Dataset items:

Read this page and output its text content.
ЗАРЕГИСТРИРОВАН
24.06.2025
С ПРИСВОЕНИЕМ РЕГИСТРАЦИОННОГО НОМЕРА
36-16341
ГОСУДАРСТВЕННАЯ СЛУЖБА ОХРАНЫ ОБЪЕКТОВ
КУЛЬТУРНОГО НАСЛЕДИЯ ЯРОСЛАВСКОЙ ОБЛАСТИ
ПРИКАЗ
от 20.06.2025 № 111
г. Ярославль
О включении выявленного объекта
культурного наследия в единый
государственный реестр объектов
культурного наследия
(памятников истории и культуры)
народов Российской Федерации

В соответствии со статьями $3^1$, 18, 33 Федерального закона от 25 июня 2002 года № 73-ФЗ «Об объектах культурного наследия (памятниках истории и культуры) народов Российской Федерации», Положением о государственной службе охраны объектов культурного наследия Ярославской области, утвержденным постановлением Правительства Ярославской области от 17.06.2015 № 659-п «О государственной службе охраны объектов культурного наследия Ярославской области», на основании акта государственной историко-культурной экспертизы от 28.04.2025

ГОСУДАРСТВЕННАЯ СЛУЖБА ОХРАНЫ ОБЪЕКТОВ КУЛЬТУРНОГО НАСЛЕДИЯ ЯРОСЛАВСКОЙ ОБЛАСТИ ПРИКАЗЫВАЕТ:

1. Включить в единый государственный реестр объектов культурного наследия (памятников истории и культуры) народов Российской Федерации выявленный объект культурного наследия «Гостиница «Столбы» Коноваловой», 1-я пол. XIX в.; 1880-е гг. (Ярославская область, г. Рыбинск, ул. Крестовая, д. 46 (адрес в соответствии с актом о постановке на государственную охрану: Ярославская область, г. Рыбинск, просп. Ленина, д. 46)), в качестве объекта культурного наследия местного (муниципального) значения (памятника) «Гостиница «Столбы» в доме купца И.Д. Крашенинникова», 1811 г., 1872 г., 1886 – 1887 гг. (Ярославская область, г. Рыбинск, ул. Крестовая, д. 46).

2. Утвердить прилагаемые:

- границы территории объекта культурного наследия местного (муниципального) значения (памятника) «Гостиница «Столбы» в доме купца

**The task**
Reproduce the records above exactly.

**Exercise answer**
Read this page and output its text content.
ЗАРЕГИСТРИРОВАН
24.06.2025
С ПРИСВОЕНИЕМ РЕГИСТРАЦИОННОГО НОМЕРА
36-16341
ГОСУДАРСТВЕННАЯ СЛУЖБА ОХРАНЫ ОБЪЕКТОВ
КУЛЬТУРНОГО НАСЛЕДИЯ ЯРОСЛАВСКОЙ ОБЛАСТИ
ПРИКАЗ
от 20.06.2025 № 111
г. Ярославль
О включении выявленного объекта
культурного наследия в единый
государственный реестр объектов
культурного наследия
(памятников истории и культуры)
народов Российской Федерации

В соответствии со статьями $3^1$, 18, 33 Федерального закона от 25 июня 2002 года № 73-ФЗ «Об объектах культурного наследия (памятниках истории и культуры) народов Российской Федерации», Положением о государственной службе охраны объектов культурного наследия Ярославской области, утвержденным постановлением Правительства Ярославской области от 17.06.2015 № 659-п «О государственной службе охраны объектов культурного наследия Ярославской области», на основании акта государственной историко-культурной экспертизы от 28.04.2025

ГОСУДАРСТВЕННАЯ СЛУЖБА ОХРАНЫ ОБЪЕКТОВ КУЛЬТУРНОГО НАСЛЕДИЯ ЯРОСЛАВСКОЙ ОБЛАСТИ ПРИКАЗЫВАЕТ:

1. Включить в единый государственный реестр объектов культурного наследия (памятников истории и культуры) народов Российской Федерации выявленный объект культурного наследия «Гостиница «Столбы» Коноваловой», 1-я пол. XIX в.; 1880-е гг. (Ярославская область, г. Рыбинск, ул. Крестовая, д. 46 (адрес в соответствии с актом о постановке на государственную охрану: Ярославская область, г. Рыбинск, просп. Ленина, д. 46)), в качестве объекта культурного наследия местного (муниципального) значения (памятника) «Гостиница «Столбы» в доме купца И.Д. Крашенинникова», 1811 г., 1872 г., 1886 – 1887 гг. (Ярославская область, г. Рыбинск, ул. Крестовая, д. 46).

2. Утвердить прилагаемые:

- границы территории объекта культурного наследия местного (муниципального) значения (памятника) «Гостиница «Столбы» в доме купца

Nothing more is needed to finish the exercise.